§ Stated exercise: Repeat everything in the material exactly.
═════ Dataset excerpts
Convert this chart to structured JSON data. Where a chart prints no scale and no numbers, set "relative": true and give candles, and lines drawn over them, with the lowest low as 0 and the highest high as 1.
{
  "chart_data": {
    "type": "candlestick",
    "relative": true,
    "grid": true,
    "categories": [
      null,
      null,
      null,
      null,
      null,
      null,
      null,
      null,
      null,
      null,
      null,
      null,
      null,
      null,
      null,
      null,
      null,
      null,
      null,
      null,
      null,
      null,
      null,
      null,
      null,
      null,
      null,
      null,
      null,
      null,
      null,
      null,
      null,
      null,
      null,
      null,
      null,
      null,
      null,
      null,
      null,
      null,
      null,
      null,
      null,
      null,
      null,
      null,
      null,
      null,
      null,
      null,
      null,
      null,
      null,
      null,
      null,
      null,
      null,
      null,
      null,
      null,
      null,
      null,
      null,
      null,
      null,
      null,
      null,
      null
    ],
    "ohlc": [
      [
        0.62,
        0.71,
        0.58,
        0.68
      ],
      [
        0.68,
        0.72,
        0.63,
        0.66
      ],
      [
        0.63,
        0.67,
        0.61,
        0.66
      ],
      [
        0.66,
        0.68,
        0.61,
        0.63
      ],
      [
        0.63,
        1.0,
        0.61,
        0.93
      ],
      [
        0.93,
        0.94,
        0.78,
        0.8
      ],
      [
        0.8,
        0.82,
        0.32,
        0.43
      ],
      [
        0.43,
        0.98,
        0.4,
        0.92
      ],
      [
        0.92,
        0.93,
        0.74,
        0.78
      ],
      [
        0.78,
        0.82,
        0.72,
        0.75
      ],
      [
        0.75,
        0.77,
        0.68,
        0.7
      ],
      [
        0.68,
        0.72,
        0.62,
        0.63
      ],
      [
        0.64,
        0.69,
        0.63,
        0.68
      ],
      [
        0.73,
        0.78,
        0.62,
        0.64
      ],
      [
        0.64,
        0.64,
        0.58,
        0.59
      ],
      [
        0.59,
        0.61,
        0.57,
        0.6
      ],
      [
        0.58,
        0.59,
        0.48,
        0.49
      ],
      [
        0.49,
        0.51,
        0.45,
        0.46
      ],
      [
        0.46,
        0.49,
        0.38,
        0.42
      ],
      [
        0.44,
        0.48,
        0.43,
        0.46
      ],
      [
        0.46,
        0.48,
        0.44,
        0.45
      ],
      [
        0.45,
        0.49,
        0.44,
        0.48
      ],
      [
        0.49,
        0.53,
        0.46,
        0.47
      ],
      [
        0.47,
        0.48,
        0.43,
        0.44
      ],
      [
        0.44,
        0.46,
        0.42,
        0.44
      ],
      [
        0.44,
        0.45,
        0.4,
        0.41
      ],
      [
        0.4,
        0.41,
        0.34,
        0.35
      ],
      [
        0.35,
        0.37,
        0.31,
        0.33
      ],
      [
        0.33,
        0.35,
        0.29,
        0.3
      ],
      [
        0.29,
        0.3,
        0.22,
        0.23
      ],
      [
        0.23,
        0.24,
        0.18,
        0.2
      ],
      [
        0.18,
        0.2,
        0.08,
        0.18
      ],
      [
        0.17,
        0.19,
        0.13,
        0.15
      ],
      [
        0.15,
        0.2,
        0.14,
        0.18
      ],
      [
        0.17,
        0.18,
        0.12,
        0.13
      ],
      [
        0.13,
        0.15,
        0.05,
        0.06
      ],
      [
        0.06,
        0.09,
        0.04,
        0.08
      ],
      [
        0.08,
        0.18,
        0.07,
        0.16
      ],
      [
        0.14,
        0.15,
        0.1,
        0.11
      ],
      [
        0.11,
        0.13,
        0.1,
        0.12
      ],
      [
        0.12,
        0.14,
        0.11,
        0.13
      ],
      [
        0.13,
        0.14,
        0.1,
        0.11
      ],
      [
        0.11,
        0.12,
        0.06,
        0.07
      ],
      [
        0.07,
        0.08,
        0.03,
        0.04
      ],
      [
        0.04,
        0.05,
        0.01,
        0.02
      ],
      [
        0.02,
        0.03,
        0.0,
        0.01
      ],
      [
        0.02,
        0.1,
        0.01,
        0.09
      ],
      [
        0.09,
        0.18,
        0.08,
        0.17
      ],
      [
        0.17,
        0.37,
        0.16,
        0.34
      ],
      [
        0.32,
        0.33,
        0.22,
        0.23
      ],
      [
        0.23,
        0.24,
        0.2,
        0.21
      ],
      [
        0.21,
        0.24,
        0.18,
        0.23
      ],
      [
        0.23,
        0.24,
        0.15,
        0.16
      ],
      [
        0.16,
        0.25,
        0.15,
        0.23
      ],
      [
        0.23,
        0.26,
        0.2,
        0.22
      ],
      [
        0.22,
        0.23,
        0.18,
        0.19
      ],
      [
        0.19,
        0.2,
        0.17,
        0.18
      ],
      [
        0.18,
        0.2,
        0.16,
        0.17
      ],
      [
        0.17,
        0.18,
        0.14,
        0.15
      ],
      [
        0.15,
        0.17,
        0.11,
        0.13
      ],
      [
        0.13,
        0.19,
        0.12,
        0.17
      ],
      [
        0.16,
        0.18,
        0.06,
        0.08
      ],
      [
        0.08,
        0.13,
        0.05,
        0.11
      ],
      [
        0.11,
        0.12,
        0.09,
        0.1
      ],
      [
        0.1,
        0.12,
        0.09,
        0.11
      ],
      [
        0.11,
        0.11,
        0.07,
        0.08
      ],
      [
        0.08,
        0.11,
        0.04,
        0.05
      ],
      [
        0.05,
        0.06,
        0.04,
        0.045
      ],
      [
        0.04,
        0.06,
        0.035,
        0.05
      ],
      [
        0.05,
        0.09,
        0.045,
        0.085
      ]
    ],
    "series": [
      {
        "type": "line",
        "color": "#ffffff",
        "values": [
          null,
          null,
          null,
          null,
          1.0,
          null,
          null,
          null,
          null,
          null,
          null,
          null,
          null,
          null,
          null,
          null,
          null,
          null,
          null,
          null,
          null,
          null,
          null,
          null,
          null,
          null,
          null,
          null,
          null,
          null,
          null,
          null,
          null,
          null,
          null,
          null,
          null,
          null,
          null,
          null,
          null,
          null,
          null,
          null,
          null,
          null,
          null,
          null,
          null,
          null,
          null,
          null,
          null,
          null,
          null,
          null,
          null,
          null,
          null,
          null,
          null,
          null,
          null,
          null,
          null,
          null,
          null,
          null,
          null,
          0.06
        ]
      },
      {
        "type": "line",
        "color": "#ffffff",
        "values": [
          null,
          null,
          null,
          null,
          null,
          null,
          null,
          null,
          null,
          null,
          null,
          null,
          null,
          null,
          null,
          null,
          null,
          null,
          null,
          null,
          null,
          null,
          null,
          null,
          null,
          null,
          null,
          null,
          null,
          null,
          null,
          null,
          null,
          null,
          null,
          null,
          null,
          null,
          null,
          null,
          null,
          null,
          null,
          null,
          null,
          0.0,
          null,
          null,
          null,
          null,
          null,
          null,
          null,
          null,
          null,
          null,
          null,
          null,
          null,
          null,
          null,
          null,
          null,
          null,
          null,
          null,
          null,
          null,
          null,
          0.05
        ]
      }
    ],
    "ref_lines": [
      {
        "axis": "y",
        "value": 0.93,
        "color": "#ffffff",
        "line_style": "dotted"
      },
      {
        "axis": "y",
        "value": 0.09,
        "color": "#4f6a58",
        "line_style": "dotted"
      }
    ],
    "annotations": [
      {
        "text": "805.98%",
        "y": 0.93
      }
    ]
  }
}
══════════
§ Task response:
Convert this chart to structured JSON data. Where a chart prints no scale and no numbers, set "relative": true and give candles, and lines drawn over them, with the lowest low as 0 and the highest high as 1.
{
  "chart_data": {
    "type": "candlestick",
    "relative": true,
    "grid": true,
    "categories": [
      null,
      null,
      null,
      null,
      null,
      null,
      null,
      null,
      null,
      null,
      null,
      null,
      null,
      null,
      null,
      null,
      null,
      null,
      null,
      null,
      null,
      null,
      null,
      null,
      null,
      null,
      null,
      null,
      null,
      null,
      null,
      null,
      null,
      null,
      null,
      null,
      null,
      null,
      null,
      null,
      null,
      null,
      null,
      null,
      null,
      null,
      null,
      null,
      null,
      null,
      null,
      null,
      null,
      null,
      null,
      null,
      null,
      null,
      null,
      null,
      null,
      null,
      null,
      null,
      null,
      null,
      null,
      null,
      null,
      null
    ],
    "ohlc": [
      [
        0.62,
        0.71,
        0.58,
        0.68
      ],
      [
        0.68,
        0.72,
        0.63,
        0.66
      ],
      [
        0.63,
        0.67,
        0.61,
        0.66
      ],
      [
        0.66,
        0.68,
        0.61,
        0.63
      ],
      [
        0.63,
        1.0,
        0.61,
        0.93
      ],
      [
        0.93,
        0.94,
        0.78,
        0.8
      ],
      [
        0.8,
        0.82,
        0.32,
        0.43
      ],
      [
        0.43,
        0.98,
        0.4,
        0.92
      ],
      [
        0.92,
        0.93,
        0.74,
        0.78
      ],
      [
        0.78,
        0.82,
        0.72,
        0.75
      ],
      [
        0.75,
        0.77,
        0.68,
        0.7
      ],
      [
        0.68,
        0.72,
        0.62,
        0.63
      ],
      [
        0.64,
        0.69,
        0.63,
        0.68
      ],
      [
        0.73,
        0.78,
        0.62,
        0.64
      ],
      [
        0.64,
        0.64,
        0.58,
        0.59
      ],
      [
        0.59,
        0.61,
        0.57,
        0.6
      ],
      [
        0.58,
        0.59,
        0.48,
        0.49
      ],
      [
        0.49,
        0.51,
        0.45,
        0.46
      ],
      [
        0.46,
        0.49,
        0.38,
        0.42
      ],
      [
        0.44,
        0.48,
        0.43,
        0.46
      ],
      [
        0.46,
        0.48,
        0.44,
        0.45
      ],
      [
        0.45,
        0.49,
        0.44,
        0.48
      ],
      [
        0.49,
        0.53,
        0.46,
        0.47
      ],
      [
        0.47,
        0.48,
        0.43,
        0.44
      ],
      [
        0.44,
        0.46,
        0.42,
        0.44
      ],
      [
        0.44,
        0.45,
        0.4,
        0.41
      ],
      [
        0.4,
        0.41,
        0.34,
        0.35
      ],
      [
        0.35,
        0.37,
        0.31,
        0.33
      ],
      [
        0.33,
        0.35,
        0.29,
        0.3
      ],
      [
        0.29,
        0.3,
        0.22,
        0.23
      ],
      [
        0.23,
        0.24,
        0.18,
        0.2
      ],
      [
        0.18,
        0.2,
        0.08,
        0.18
      ],
      [
        0.17,
        0.19,
        0.13,
        0.15
      ],
      [
        0.15,
        0.2,
        0.14,
        0.18
      ],
      [
        0.17,
        0.18,
        0.12,
        0.13
      ],
      [
        0.13,
        0.15,
        0.05,
        0.06
      ],
      [
        0.06,
        0.09,
        0.04,
        0.08
      ],
      [
        0.08,
        0.18,
        0.07,
        0.16
      ],
      [
        0.14,
        0.15,
        0.1,
        0.11
      ],
      [
        0.11,
        0.13,
        0.1,
        0.12
      ],
      [
        0.12,
        0.14,
        0.11,
        0.13
      ],
      [
        0.13,
        0.14,
        0.1,
        0.11
      ],
      [
        0.11,
        0.12,
        0.06,
        0.07
      ],
      [
        0.07,
        0.08,
        0.03,
        0.04
      ],
      [
        0.04,
        0.05,
        0.01,
        0.02
      ],
      [
        0.02,
        0.03,
        0.0,
        0.01
      ],
      [
        0.02,
        0.1,
        0.01,
        0.09
      ],
      [
        0.09,
        0.18,
        0.08,
        0.17
      ],
      [
        0.17,
        0.37,
        0.16,
        0.34
      ],
      [
        0.32,
        0.33,
        0.22,
        0.23
      ],
      [
        0.23,
        0.24,
        0.2,
        0.21
      ],
      [
        0.21,
        0.24,
        0.18,
        0.23
      ],
      [
        0.23,
        0.24,
        0.15,
        0.16
      ],
      [
        0.16,
        0.25,
        0.15,
        0.23
      ],
      [
        0.23,
        0.26,
        0.2,
        0.22
      ],
      [
        0.22,
        0.23,
        0.18,
        0.19
      ],
      [
        0.19,
        0.2,
        0.17,
        0.18
      ],
      [
        0.18,
        0.2,
        0.16,
        0.17
      ],
      [
        0.17,
        0.18,
        0.14,
        0.15
      ],
      [
        0.15,
        0.17,
        0.11,
        0.13
      ],
      [
        0.13,
        0.19,
        0.12,
        0.17
      ],
      [
        0.16,
        0.18,
        0.06,
        0.08
      ],
      [
        0.08,
        0.13,
        0.05,
        0.11
      ],
      [
        0.11,
        0.12,
        0.09,
        0.1
      ],
      [
        0.1,
        0.12,
        0.09,
        0.11
      ],
      [
        0.11,
        0.11,
        0.07,
        0.08
      ],
      [
        0.08,
        0.11,
        0.04,
        0.05
      ],
      [
        0.05,
        0.06,
        0.04,
        0.045
      ],
      [
        0.04,
        0.06,
        0.035,
        0.05
      ],
      [
        0.05,
        0.09,
        0.045,
        0.085
      ]
    ],
    "series": [
      {
        "type": "line",
        "color": "#ffffff",
        "values": [
          null,
          null,
          null,
          null,
          1.0,
          null,
          null,
          null,
          null,
          null,
          null,
          null,
          null,
          null,
          null,
          null,
          null,
          null,
          null,
          null,
          null,
          null,
          null,
          null,
          null,
          null,
          null,
          null,
          null,
          null,
          null,
          null,
          null,
          null,
          null,
          null,
          null,
          null,
          null,
          null,
          null,
          null,
          null,
          null,
          null,
          null,
          null,
          null,
          null,
          null,
          null,
          null,
          null,
          null,
          null,
          null,
          null,
          null,
          null,
          null,
          null,
          null,
          null,
          null,
          null,
          null,
          null,
          null,
          null,
          0.06
        ]
      },
      {
        "type": "line",
        "color": "#ffffff",
        "values": [
          null,
          null,
          null,
          null,
          null,
          null,
          null,
          null,
          null,
          null,
          null,
          null,
          null,
          null,
          null,
          null,
          null,
          null,
          null,
          null,
          null,
          null,
          null,
          null,
          null,
          null,
          null,
          null,
          null,
          null,
          null,
          null,
          null,
          null,
          null,
          null,
          null,
          null,
          null,
          null,
          null,
          null,
          null,
          null,
          null,
          0.0,
          null,
          null,
          null,
          null,
          null,
          null,
          null,
          null,
          null,
          null,
          null,
          null,
          null,
          null,
          null,
          null,
          null,
          null,
          null,
          null,
          null,
          null,
          null,
          0.05
        ]
      }
    ],
    "ref_lines": [
      {
        "axis": "y",
        "value": 0.93,
        "color": "#ffffff",
        "line_style": "dotted"
      },
      {
        "axis": "y",
        "value": 0.09,
        "color": "#4f6a58",
        "line_style": "dotted"
      }
    ],
    "annotations": [
      {
        "text": "805.98%",
        "y": 0.93
      }
    ]
  }
}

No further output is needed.